[Region annotation records]
────────

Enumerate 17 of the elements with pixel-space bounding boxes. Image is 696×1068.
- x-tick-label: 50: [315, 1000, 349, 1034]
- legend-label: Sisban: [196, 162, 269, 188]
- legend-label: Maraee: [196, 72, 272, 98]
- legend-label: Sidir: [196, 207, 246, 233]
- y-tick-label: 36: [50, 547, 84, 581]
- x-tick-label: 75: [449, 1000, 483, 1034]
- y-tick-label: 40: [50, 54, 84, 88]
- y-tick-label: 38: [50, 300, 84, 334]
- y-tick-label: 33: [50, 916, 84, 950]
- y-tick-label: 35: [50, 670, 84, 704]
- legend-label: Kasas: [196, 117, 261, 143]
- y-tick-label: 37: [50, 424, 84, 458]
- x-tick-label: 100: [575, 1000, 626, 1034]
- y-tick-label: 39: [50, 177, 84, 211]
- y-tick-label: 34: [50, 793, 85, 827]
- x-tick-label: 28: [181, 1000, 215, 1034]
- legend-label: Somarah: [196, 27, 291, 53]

────────

• TASK REQUIREMENTS: Write out all of the lines above again, swapping "legend-label" for "key-label" wherever it occurs and keeping everything else identical.

• RIGHT ANSWER:
Enumerate 17 of the elements with pixel-space bounding boxes. Image is 696×1068.
- x-tick-label: 50: [315, 1000, 349, 1034]
- key-label: Sisban: [196, 162, 269, 188]
- key-label: Maraee: [196, 72, 272, 98]
- key-label: Sidir: [196, 207, 246, 233]
- y-tick-label: 36: [50, 547, 84, 581]
- x-tick-label: 75: [449, 1000, 483, 1034]
- y-tick-label: 40: [50, 54, 84, 88]
- y-tick-label: 38: [50, 300, 84, 334]
- y-tick-label: 33: [50, 916, 84, 950]
- y-tick-label: 35: [50, 670, 84, 704]
- key-label: Kasas: [196, 117, 261, 143]
- y-tick-label: 37: [50, 424, 84, 458]
- x-tick-label: 100: [575, 1000, 626, 1034]
- y-tick-label: 39: [50, 177, 84, 211]
- y-tick-label: 34: [50, 793, 85, 827]
- x-tick-label: 28: [181, 1000, 215, 1034]
- key-label: Somarah: [196, 27, 291, 53]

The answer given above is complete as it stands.